**WHAT THIS TASK INVOLVES**: Reproduce verbatim the lines of the records below, starting at the line that contains "y-tick-labels: 0 50" and stopping after the line that contains "y-tick-label-50: 50 xyxy=(145,384,166,405)".

[GIVEN INFORMATION start]

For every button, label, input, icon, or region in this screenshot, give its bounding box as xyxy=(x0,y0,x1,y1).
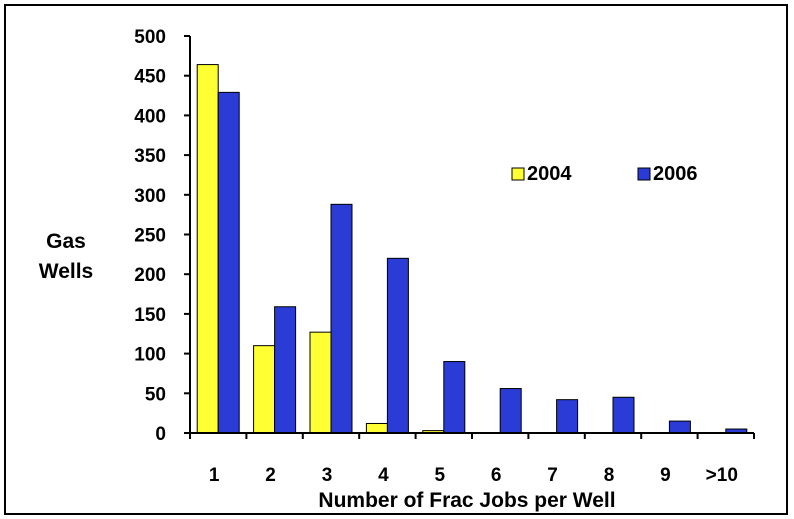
y-tick-labels: 0 50 100 150 200 250 300 350 400 450 500 xyxy=(134,27,166,445)
legend-label-2004: 2004 xyxy=(527,163,572,185)
y-tick-label-400: 400 xyxy=(134,106,166,127)
axes-layer xyxy=(184,35,755,439)
x-tick-label-9: 9 xyxy=(660,465,671,486)
y-tick-label-200: 200 xyxy=(134,265,166,286)
bar-2006-9 xyxy=(668,420,691,434)
bar-chart: Gas Wells 0 50 100 150 200 250 300 350 400 450 500… xyxy=(39,27,755,512)
y-axis-title: Gas Wells xyxy=(39,230,93,283)
x-tick-label-1: 1 xyxy=(209,465,220,486)
bar-2006-6 xyxy=(499,388,522,434)
x-tick-label-3: 3 xyxy=(322,465,333,486)
x-tick-label-6: 6 xyxy=(491,465,502,486)
y-axis-title-line-2: Wells xyxy=(39,260,93,283)
x-tick-label->10: >10 xyxy=(706,465,738,486)
y-tick-label-350: 350 xyxy=(134,146,166,167)
legend-swatch-2006 xyxy=(637,167,651,181)
y-tick-label-300: 300 xyxy=(134,186,166,207)
legend-label-2006: 2006 xyxy=(653,163,698,185)
y-tick-label-100: 100 xyxy=(134,345,166,366)
x-tick-label-8: 8 xyxy=(604,465,615,486)
bar-2004-2 xyxy=(253,345,276,434)
bars-layer xyxy=(196,64,748,434)
bar-2004-4 xyxy=(365,422,388,434)
bar-2006-5 xyxy=(443,361,466,434)
y-tick-label-450: 450 xyxy=(134,67,166,88)
chart-frame: Gas Wells 0 50 100 150 200 250 300 350 400 450 500… xyxy=(4,4,788,515)
y-tick-label-50: 50 xyxy=(145,384,166,405)
x-axis-title: Number of Frac Jobs per Well xyxy=(318,489,615,512)
bar-2006-7 xyxy=(556,399,579,434)
y-axis-title-line-1: Gas xyxy=(46,230,86,253)
bar-2004-3 xyxy=(309,331,332,434)
legend: 2004 2006 xyxy=(511,163,698,185)
bar-2006-1 xyxy=(217,91,240,434)
x-tick-label-5: 5 xyxy=(435,465,446,486)
x-tick-label-4: 4 xyxy=(378,465,389,486)
y-tick-label-250: 250 xyxy=(134,226,166,247)
x-tick-labels: 1 2 3 4 5 6 7 8 9 >10 xyxy=(209,465,738,486)
y-tick-label-0: 0 xyxy=(155,424,166,445)
bar-2004-1 xyxy=(196,64,219,434)
x-tick-label-2: 2 xyxy=(265,465,276,486)
bar-2006-3 xyxy=(330,203,353,434)
y-tick-label-500: 500 xyxy=(134,27,166,48)
y-tick-label-150: 150 xyxy=(134,305,166,326)
bar-2006-4 xyxy=(386,257,409,434)
legend-swatch-2004 xyxy=(511,167,525,181)
bar-2006-8 xyxy=(612,396,635,434)
bar-2006-2 xyxy=(274,306,297,434)
x-tick-label-7: 7 xyxy=(547,465,558,486)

[GIVEN INFORMATION end]

**OUTPUT OF THE EXERCISE**:
y-tick-labels: 0 50 100 150 200 250 300 350 400 450 500 xyxy=(134,27,166,445)
legend-label-2004: 2004 xyxy=(527,163,572,185)
y-tick-label-400: 400 xyxy=(134,106,166,127)
axes-layer xyxy=(184,35,755,439)
x-tick-label-9: 9 xyxy=(660,465,671,486)
y-tick-label-200: 200 xyxy=(134,265,166,286)
bar-2006-9 xyxy=(668,420,691,434)
bar-chart: Gas Wells 0 50 100 150 200 250 300 350 400 450 500… xyxy=(39,27,755,512)
y-axis-title: Gas Wells xyxy=(39,230,93,283)
x-tick-label-1: 1 xyxy=(209,465,220,486)
bar-2006-6 xyxy=(499,388,522,434)
x-tick-label-3: 3 xyxy=(322,465,333,486)
x-tick-label-6: 6 xyxy=(491,465,502,486)
y-axis-title-line-2: Wells xyxy=(39,260,93,283)
x-tick-label->10: >10 xyxy=(706,465,738,486)
y-tick-label-350: 350 xyxy=(134,146,166,167)
legend-swatch-2006 xyxy=(637,167,651,181)
y-tick-label-300: 300 xyxy=(134,186,166,207)
legend-label-2006: 2006 xyxy=(653,163,698,185)
y-tick-label-100: 100 xyxy=(134,345,166,366)
x-tick-label-8: 8 xyxy=(604,465,615,486)
bar-2004-2 xyxy=(253,345,276,434)
bars-layer xyxy=(196,64,748,434)
bar-2004-4 xyxy=(365,422,388,434)
bar-2006-5 xyxy=(443,361,466,434)
y-tick-label-450: 450 xyxy=(134,67,166,88)
chart-frame: Gas Wells 0 50 100 150 200 250 300 350 400 450 500… xyxy=(4,4,788,515)
y-tick-label-50: 50 xyxy=(145,384,166,405)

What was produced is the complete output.